**Records from a collection**

──────────────────────────────

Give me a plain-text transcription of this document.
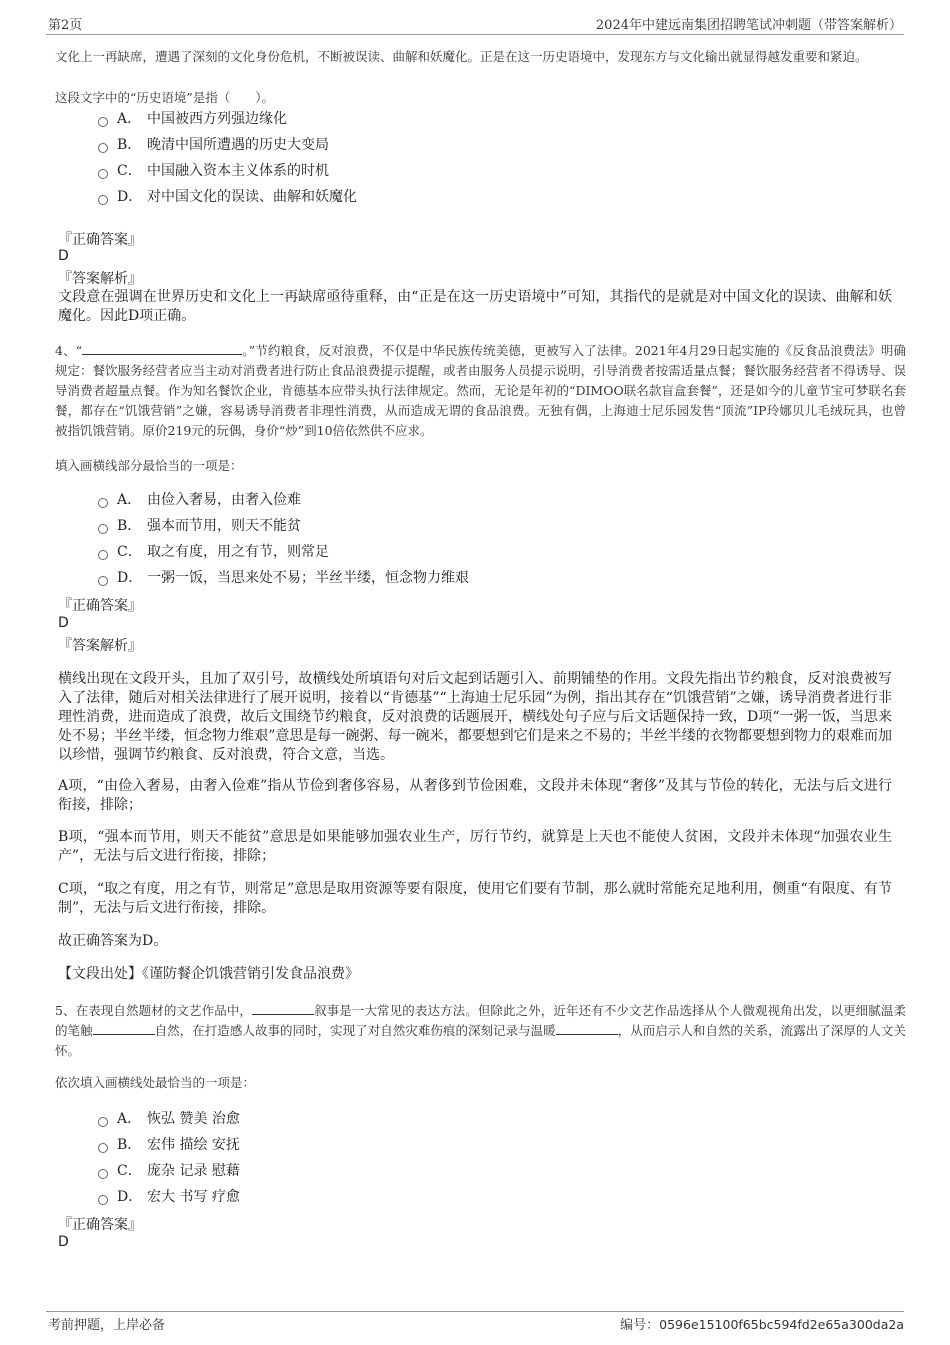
第2页	2024年中建远南集团招聘笔试冲刺题（带答案解析）
文化上一再缺席，遭遇了深刻的文化身份危机，不断被误读、曲解和妖魔化。正是在这一历史语境中，发现东方与文化输出就显得越发重要和紧迫。
这段文字中的“历史语境”是指（　　）。
A． 中国被西方列强边缘化
B． 晚清中国所遭遇的历史大变局
C． 中国融入资本主义体系的时机
D． 对中国文化的误读、曲解和妖魔化
『正确答案』
D
『答案解析』
文段意在强调在世界历史和文化上一再缺席亟待重释，由“正是在这一历史语境中”可知，其指代的是就是对中国文化的误读、曲解和妖魔化。因此D项正确。
4、“	。”节约粮食，反对浪费，不仅是中华民族传统美德，更被写入了法律。2021年4月29日起实施的《反食品浪费法》明确规定：餐饮服务经营者应当主动对消费者进行防止食品浪费提示提醒，或者由服务人员提示说明，引导消费者按需适量点餐；餐饮服务经营者不得诱导、误导消费者超量点餐。作为知名餐饮企业，肯德基本应带头执行法律规定。然而，无论是年初的“DIMOO联名款盲盒套餐”，还是如今的儿童节宝可梦联名套餐，都存在“饥饿营销”之嫌，容易诱导消费者非理性消费，从而造成无谓的食品浪费。无独有偶，上海迪士尼乐园发售“顶流”IP玲娜贝儿毛绒玩具，也曾被指饥饿营销。原价219元的玩偶，身价“炒”到10倍依然供不应求。
填入画横线部分最恰当的一项是：
A． 由俭入奢易，由奢入俭难
B． 强本而节用，则天不能贫
C． 取之有度，用之有节，则常足
D． 一粥一饭，当思来处不易；半丝半缕，恒念物力维艰
『正确答案』
D
『答案解析』
横线出现在文段开头，且加了双引号，故横线处所填语句对后文起到话题引入、前期铺垫的作用。文段先指出节约粮食，反对浪费被写入了法律，随后对相关法律进行了展开说明，接着以“肯德基”“上海迪士尼乐园”为例，指出其存在“饥饿营销”之嫌，诱导消费者进行非理性消费，进而造成了浪费，故后文围绕节约粮食，反对浪费的话题展开，横线处句子应与后文话题保持一致，D项“一粥一饭，当思来处不易；半丝半缕，恒念物力维艰”意思是每一碗粥、每一碗米，都要想到它们是来之不易的；半丝半缕的衣物都要想到物力的艰难而加以珍惜，强调节约粮食、反对浪费，符合文意，当选。
A项，“由俭入奢易，由奢入俭难”指从节俭到奢侈容易，从奢侈到节俭困难，文段并未体现“奢侈”及其与节俭的转化，无法与后文进行衔接，排除；
B项，“强本而节用，则天不能贫”意思是如果能够加强农业生产，厉行节约，就算是上天也不能使人贫困，文段并未体现“加强农业生产”，无法与后文进行衔接，排除；
C项，“取之有度，用之有节，则常足”意思是取用资源等要有限度，使用它们要有节制，那么就时常能充足地利用，侧重“有限度、有节制”，无法与后文进行衔接，排除。
故正确答案为D。
【文段出处】《谨防餐企饥饿营销引发食品浪费》
5、在表现自然题材的文艺作品中，	叙事是一大常见的表达方法。但除此之外，近年还有不少文艺作品选择从个人微观视角出发，以更细腻温柔的笔触	自然，在打造感人故事的同时，实现了对自然灾难伤痕的深刻记录与温暖	，从而启示人和自然的关系，流露出了深厚的人文关怀。
依次填入画横线处最恰当的一项是：
A． 恢弘 赞美 治愈
B． 宏伟 描绘 安抚
C． 庞杂 记录 慰藉
D． 宏大 书写 疗愈
『正确答案』
D
考前押题，上岸必备	编号：0596e15100f65bc594fd2e65a300da2a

──────────────────────────────

**What you have to do**
Each record must be quoted in full and exactly. Do not include the pictures.

**Answer for this exercise**
Give me a plain-text transcription of this document.
第2页	2024年中建远南集团招聘笔试冲刺题（带答案解析）
文化上一再缺席，遭遇了深刻的文化身份危机，不断被误读、曲解和妖魔化。正是在这一历史语境中，发现东方与文化输出就显得越发重要和紧迫。
这段文字中的“历史语境”是指（　　）。
A． 中国被西方列强边缘化
B． 晚清中国所遭遇的历史大变局
C． 中国融入资本主义体系的时机
D． 对中国文化的误读、曲解和妖魔化
『正确答案』
D
『答案解析』
文段意在强调在世界历史和文化上一再缺席亟待重释，由“正是在这一历史语境中”可知，其指代的是就是对中国文化的误读、曲解和妖魔化。因此D项正确。
4、“	。”节约粮食，反对浪费，不仅是中华民族传统美德，更被写入了法律。2021年4月29日起实施的《反食品浪费法》明确规定：餐饮服务经营者应当主动对消费者进行防止食品浪费提示提醒，或者由服务人员提示说明，引导消费者按需适量点餐；餐饮服务经营者不得诱导、误导消费者超量点餐。作为知名餐饮企业，肯德基本应带头执行法律规定。然而，无论是年初的“DIMOO联名款盲盒套餐”，还是如今的儿童节宝可梦联名套餐，都存在“饥饿营销”之嫌，容易诱导消费者非理性消费，从而造成无谓的食品浪费。无独有偶，上海迪士尼乐园发售“顶流”IP玲娜贝儿毛绒玩具，也曾被指饥饿营销。原价219元的玩偶，身价“炒”到10倍依然供不应求。
填入画横线部分最恰当的一项是：
A． 由俭入奢易，由奢入俭难
B． 强本而节用，则天不能贫
C． 取之有度，用之有节，则常足
D． 一粥一饭，当思来处不易；半丝半缕，恒念物力维艰
『正确答案』
D
『答案解析』
横线出现在文段开头，且加了双引号，故横线处所填语句对后文起到话题引入、前期铺垫的作用。文段先指出节约粮食，反对浪费被写入了法律，随后对相关法律进行了展开说明，接着以“肯德基”“上海迪士尼乐园”为例，指出其存在“饥饿营销”之嫌，诱导消费者进行非理性消费，进而造成了浪费，故后文围绕节约粮食，反对浪费的话题展开，横线处句子应与后文话题保持一致，D项“一粥一饭，当思来处不易；半丝半缕，恒念物力维艰”意思是每一碗粥、每一碗米，都要想到它们是来之不易的；半丝半缕的衣物都要想到物力的艰难而加以珍惜，强调节约粮食、反对浪费，符合文意，当选。
A项，“由俭入奢易，由奢入俭难”指从节俭到奢侈容易，从奢侈到节俭困难，文段并未体现“奢侈”及其与节俭的转化，无法与后文进行衔接，排除；
B项，“强本而节用，则天不能贫”意思是如果能够加强农业生产，厉行节约，就算是上天也不能使人贫困，文段并未体现“加强农业生产”，无法与后文进行衔接，排除；
C项，“取之有度，用之有节，则常足”意思是取用资源等要有限度，使用它们要有节制，那么就时常能充足地利用，侧重“有限度、有节制”，无法与后文进行衔接，排除。
故正确答案为D。
【文段出处】《谨防餐企饥饿营销引发食品浪费》
5、在表现自然题材的文艺作品中，	叙事是一大常见的表达方法。但除此之外，近年还有不少文艺作品选择从个人微观视角出发，以更细腻温柔的笔触	自然，在打造感人故事的同时，实现了对自然灾难伤痕的深刻记录与温暖	，从而启示人和自然的关系，流露出了深厚的人文关怀。
依次填入画横线处最恰当的一项是：
A． 恢弘 赞美 治愈
B． 宏伟 描绘 安抚
C． 庞杂 记录 慰藉
D． 宏大 书写 疗愈
『正确答案』
D
考前押题，上岸必备	编号：0596e15100f65bc594fd2e65a300da2a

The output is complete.